◆ **Material provided**:
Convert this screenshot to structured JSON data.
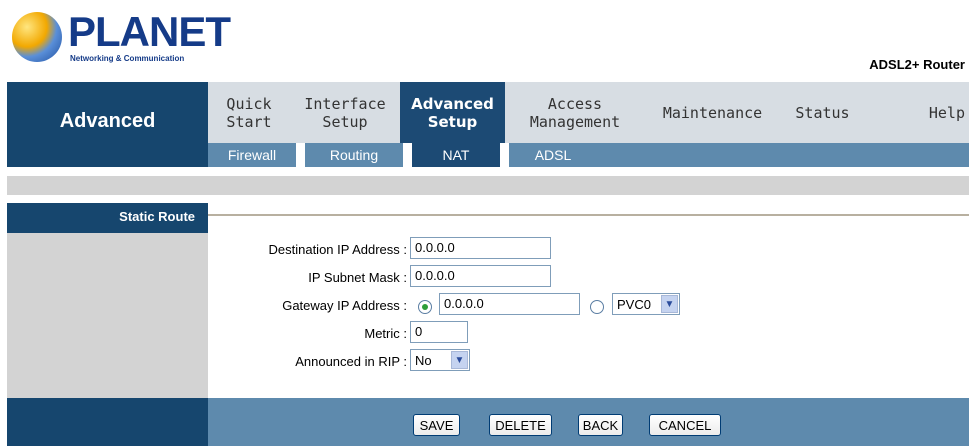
{
  "branding": {
    "logo_text": "PLANET",
    "logo_subtitle": "Networking & Communication",
    "product_name": "ADSL2+ Router"
  },
  "section_title": "Advanced",
  "menu": [
    {
      "label": "Quick\nStart"
    },
    {
      "label": "Interface\nSetup"
    },
    {
      "label": "Advanced\nSetup"
    },
    {
      "label": "Access\nManagement"
    },
    {
      "label": "Maintenance"
    },
    {
      "label": "Status"
    },
    {
      "label": "Help"
    }
  ],
  "submenu": [
    {
      "label": "Firewall"
    },
    {
      "label": "Routing"
    },
    {
      "label": "NAT"
    },
    {
      "label": "ADSL"
    }
  ],
  "page": {
    "section_label": "Static Route"
  },
  "form": {
    "destination": {
      "label": "Destination IP Address :",
      "value": "0.0.0.0"
    },
    "subnet": {
      "label": "IP Subnet Mask :",
      "value": "0.0.0.0"
    },
    "gateway": {
      "label": "Gateway IP Address :",
      "value": "0.0.0.0",
      "pvc_value": "PVC0"
    },
    "metric": {
      "label": "Metric :",
      "value": "0"
    },
    "rip": {
      "label": "Announced in RIP :",
      "value": "No"
    }
  },
  "buttons": {
    "save": "SAVE",
    "delete": "DELETE",
    "back": "BACK",
    "cancel": "CANCEL"
  }
}
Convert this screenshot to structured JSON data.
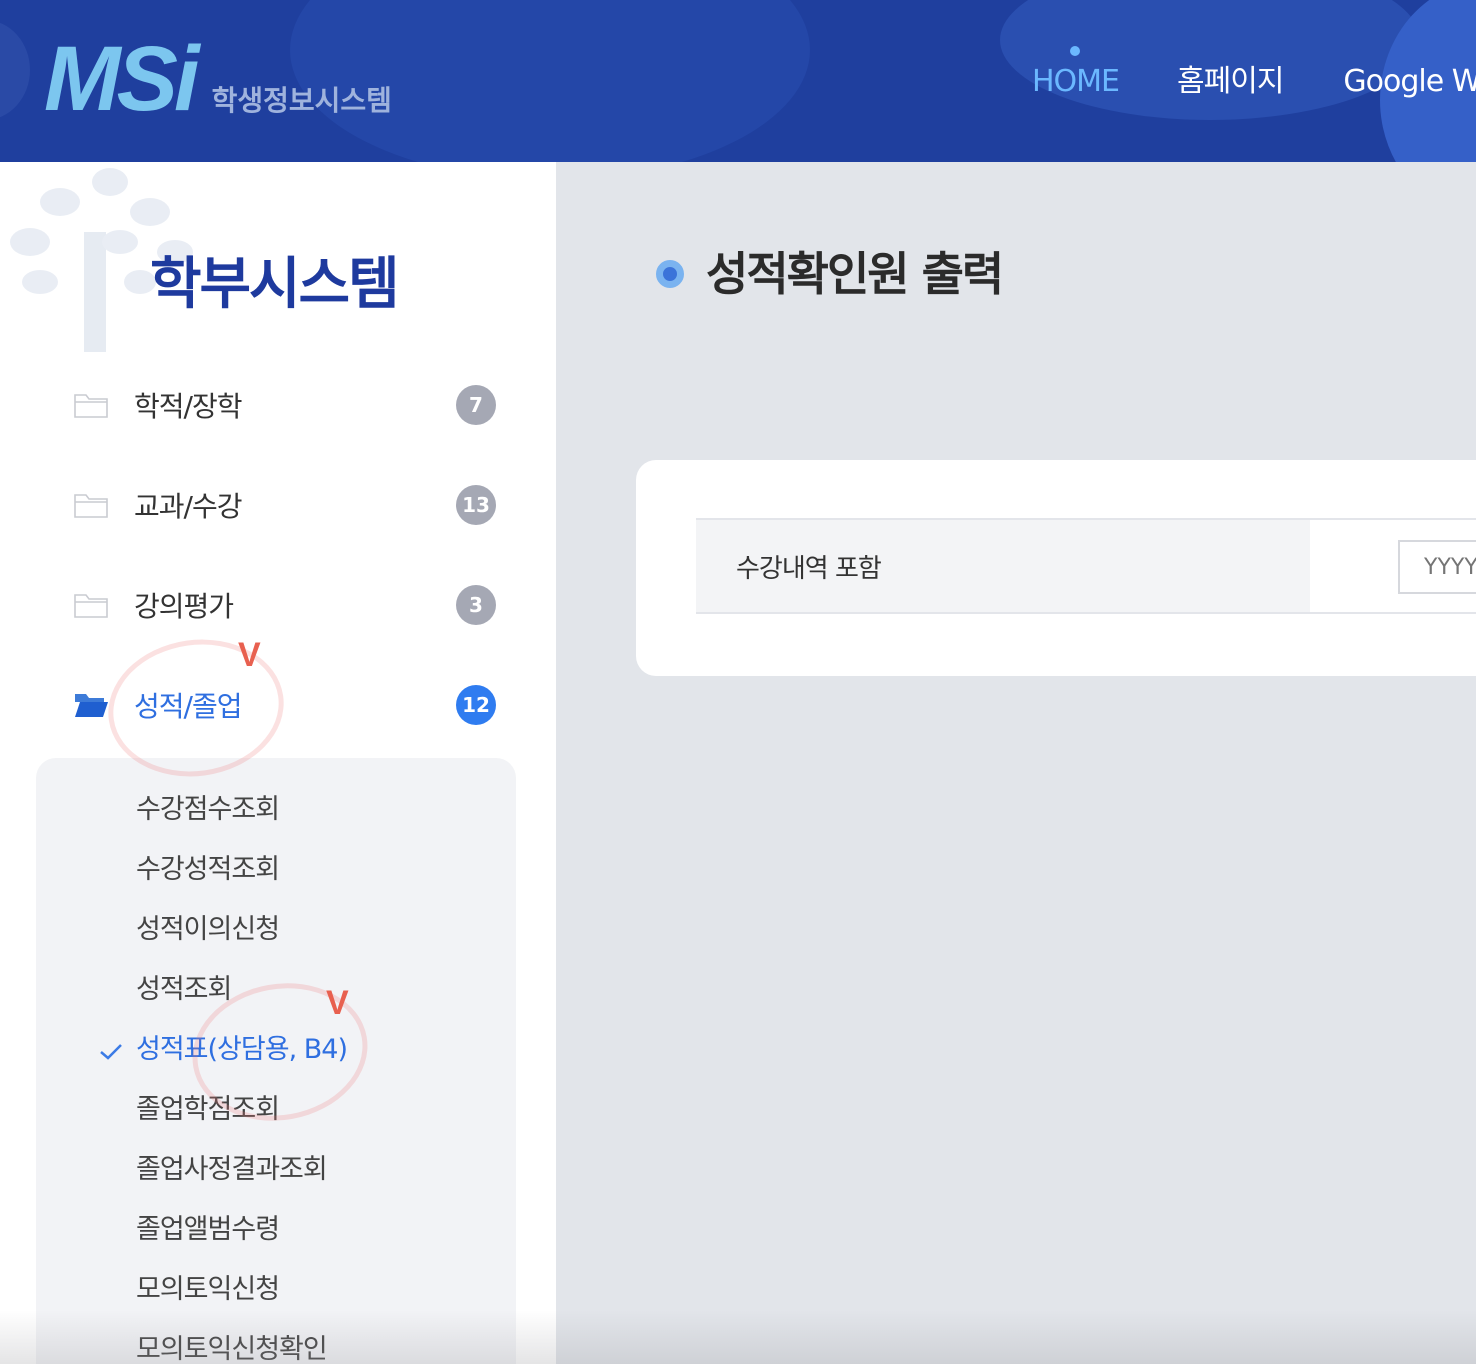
{
  "header": {
    "logo_mark": "MSi",
    "logo_subtitle": "학생정보시스템",
    "nav": {
      "home": "HOME",
      "homepage": "홈페이지",
      "google": "Google W"
    }
  },
  "sidebar": {
    "title": "학부시스템",
    "menu": [
      {
        "label": "학적/장학",
        "count": "7"
      },
      {
        "label": "교과/수강",
        "count": "13"
      },
      {
        "label": "강의평가",
        "count": "3"
      },
      {
        "label": "성적/졸업",
        "count": "12"
      }
    ],
    "submenu": [
      "수강점수조회",
      "수강성적조회",
      "성적이의신청",
      "성적조회",
      "성적표(상담용, B4)",
      "졸업학점조회",
      "졸업사정결과조회",
      "졸업앨범수령",
      "모의토익신청",
      "모의토익신청확인"
    ],
    "annotations": {
      "mark1": "V",
      "mark2": "V"
    }
  },
  "main": {
    "page_title": "성적확인원 출력",
    "form": {
      "label": "수강내역 포함",
      "date_placeholder": "YYYY"
    }
  },
  "colors": {
    "header_bg": "#1f3f9e",
    "accent": "#2f6fe0",
    "badge_gray": "#a5a8b4",
    "title_blue": "#1e3a9e"
  }
}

◆ **Exercise**:
None of the pictures should appear; repeat the records exactly otherwise.

◆ **Output for this task**:
Convert this screenshot to structured JSON data.
{
  "branding": {
    "logo_text": "PLANET",
    "logo_subtitle": "Networking & Communication",
    "product_name": "ADSL2+ Router"
  },
  "section_title": "Advanced",
  "menu": [
    {
      "label": "Quick\nStart"
    },
    {
      "label": "Interface\nSetup"
    },
    {
      "label": "Advanced\nSetup"
    },
    {
      "label": "Access\nManagement"
    },
    {
      "label": "Maintenance"
    },
    {
      "label": "Status"
    },
    {
      "label": "Help"
    }
  ],
  "submenu": [
    {
      "label": "Firewall"
    },
    {
      "label": "Routing"
    },
    {
      "label": "NAT"
    },
    {
      "label": "ADSL"
    }
  ],
  "page": {
    "section_label": "Static Route"
  },
  "form": {
    "destination": {
      "label": "Destination IP Address :",
      "value": "0.0.0.0"
    },
    "subnet": {
      "label": "IP Subnet Mask :",
      "value": "0.0.0.0"
    },
    "gateway": {
      "label": "Gateway IP Address :",
      "value": "0.0.0.0",
      "pvc_value": "PVC0"
    },
    "metric": {
      "label": "Metric :",
      "value": "0"
    },
    "rip": {
      "label": "Announced in RIP :",
      "value": "No"
    }
  },
  "buttons": {
    "save": "SAVE",
    "delete": "DELETE",
    "back": "BACK",
    "cancel": "CANCEL"
  }
}
Convert this screenshot to structured JSON data.
{
  "header": {
    "logo_mark": "MSi",
    "logo_subtitle": "학생정보시스템",
    "nav": {
      "home": "HOME",
      "homepage": "홈페이지",
      "google": "Google W"
    }
  },
  "sidebar": {
    "title": "학부시스템",
    "menu": [
      {
        "label": "학적/장학",
        "count": "7"
      },
      {
        "label": "교과/수강",
        "count": "13"
      },
      {
        "label": "강의평가",
        "count": "3"
      },
      {
        "label": "성적/졸업",
        "count": "12"
      }
    ],
    "submenu": [
      "수강점수조회",
      "수강성적조회",
      "성적이의신청",
      "성적조회",
      "성적표(상담용, B4)",
      "졸업학점조회",
      "졸업사정결과조회",
      "졸업앨범수령",
      "모의토익신청",
      "모의토익신청확인"
    ],
    "annotations": {
      "mark1": "V",
      "mark2": "V"
    }
  },
  "main": {
    "page_title": "성적확인원 출력",
    "form": {
      "label": "수강내역 포함",
      "date_placeholder": "YYYY"
    }
  },
  "colors": {
    "header_bg": "#1f3f9e",
    "accent": "#2f6fe0",
    "badge_gray": "#a5a8b4",
    "title_blue": "#1e3a9e"
  }
}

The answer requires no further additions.